[Dataset records start]

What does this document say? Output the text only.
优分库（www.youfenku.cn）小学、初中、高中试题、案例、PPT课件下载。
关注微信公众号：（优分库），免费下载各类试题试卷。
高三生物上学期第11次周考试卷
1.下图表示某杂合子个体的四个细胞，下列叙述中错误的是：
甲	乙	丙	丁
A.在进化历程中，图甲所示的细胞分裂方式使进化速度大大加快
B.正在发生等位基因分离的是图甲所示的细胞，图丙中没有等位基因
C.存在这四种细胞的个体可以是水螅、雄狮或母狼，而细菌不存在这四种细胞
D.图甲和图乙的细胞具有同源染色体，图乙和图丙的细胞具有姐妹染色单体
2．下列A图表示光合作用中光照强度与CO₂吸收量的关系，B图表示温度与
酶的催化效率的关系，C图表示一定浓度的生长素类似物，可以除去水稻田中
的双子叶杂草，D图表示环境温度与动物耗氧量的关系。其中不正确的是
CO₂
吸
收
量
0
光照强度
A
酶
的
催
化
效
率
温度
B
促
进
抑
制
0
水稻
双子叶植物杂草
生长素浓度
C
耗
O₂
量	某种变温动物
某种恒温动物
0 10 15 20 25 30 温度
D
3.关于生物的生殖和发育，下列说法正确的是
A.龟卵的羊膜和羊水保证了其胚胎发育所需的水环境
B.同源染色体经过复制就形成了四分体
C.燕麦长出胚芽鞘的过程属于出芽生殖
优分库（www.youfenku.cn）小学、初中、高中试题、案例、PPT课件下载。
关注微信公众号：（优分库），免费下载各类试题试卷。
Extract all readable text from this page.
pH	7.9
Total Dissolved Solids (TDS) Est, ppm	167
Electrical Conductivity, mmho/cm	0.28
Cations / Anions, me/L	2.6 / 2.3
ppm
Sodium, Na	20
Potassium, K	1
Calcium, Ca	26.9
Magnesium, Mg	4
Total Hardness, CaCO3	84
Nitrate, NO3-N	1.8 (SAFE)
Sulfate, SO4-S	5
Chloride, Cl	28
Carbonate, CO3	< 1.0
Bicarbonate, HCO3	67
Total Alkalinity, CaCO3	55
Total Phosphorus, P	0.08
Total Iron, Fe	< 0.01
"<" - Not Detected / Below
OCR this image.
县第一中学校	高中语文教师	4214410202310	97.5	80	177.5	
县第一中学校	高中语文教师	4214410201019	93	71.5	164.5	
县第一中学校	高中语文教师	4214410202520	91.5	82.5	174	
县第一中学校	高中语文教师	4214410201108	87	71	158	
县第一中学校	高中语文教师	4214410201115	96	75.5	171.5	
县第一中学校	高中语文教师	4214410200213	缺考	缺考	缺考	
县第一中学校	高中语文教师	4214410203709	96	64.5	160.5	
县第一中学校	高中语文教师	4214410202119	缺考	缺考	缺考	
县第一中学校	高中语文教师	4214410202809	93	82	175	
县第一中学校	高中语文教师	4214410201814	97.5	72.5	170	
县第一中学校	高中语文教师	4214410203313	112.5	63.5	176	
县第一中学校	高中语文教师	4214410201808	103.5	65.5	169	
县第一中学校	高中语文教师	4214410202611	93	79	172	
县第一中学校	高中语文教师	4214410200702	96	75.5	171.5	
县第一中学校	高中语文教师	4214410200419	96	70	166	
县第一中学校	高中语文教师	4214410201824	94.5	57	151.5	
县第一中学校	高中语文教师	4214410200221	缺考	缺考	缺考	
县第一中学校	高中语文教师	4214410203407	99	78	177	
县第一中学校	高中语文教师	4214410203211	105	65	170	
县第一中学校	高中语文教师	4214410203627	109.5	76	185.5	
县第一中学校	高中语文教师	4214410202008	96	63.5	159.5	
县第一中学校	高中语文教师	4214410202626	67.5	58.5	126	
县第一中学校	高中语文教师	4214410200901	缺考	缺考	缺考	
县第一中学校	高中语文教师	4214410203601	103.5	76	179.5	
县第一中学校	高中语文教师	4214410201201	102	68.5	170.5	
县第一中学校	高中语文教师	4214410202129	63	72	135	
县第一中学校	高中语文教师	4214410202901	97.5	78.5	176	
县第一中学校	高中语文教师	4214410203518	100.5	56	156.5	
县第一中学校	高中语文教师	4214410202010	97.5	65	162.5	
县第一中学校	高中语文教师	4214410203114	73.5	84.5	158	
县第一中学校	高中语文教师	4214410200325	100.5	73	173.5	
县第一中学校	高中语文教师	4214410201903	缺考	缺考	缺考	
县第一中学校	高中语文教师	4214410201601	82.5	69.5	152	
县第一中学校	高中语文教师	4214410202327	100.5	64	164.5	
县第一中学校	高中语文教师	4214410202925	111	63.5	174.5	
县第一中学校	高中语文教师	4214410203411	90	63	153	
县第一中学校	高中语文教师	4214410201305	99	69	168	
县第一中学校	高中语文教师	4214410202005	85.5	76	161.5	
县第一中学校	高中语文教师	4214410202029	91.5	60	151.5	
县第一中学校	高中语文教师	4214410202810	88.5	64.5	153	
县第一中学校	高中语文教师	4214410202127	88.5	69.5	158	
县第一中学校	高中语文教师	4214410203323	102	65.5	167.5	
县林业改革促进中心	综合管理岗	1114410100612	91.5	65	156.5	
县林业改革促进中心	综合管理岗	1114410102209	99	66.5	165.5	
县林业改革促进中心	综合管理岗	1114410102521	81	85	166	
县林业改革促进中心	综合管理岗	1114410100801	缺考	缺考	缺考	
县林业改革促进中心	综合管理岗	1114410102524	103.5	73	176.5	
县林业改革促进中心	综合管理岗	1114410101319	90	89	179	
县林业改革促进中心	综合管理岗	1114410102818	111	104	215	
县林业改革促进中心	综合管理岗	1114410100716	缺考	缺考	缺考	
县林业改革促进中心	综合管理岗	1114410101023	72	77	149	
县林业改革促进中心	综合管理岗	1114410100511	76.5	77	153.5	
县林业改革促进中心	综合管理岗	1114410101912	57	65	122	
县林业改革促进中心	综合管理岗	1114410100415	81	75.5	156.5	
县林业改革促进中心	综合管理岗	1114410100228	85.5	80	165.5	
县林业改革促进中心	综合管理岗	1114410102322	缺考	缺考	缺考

[Dataset records end]

> Problem requirements
Write out every line of the listing that holds the word "text".

> Solved exercise
What does this document say? Output the text only.
Extract all readable text from this page.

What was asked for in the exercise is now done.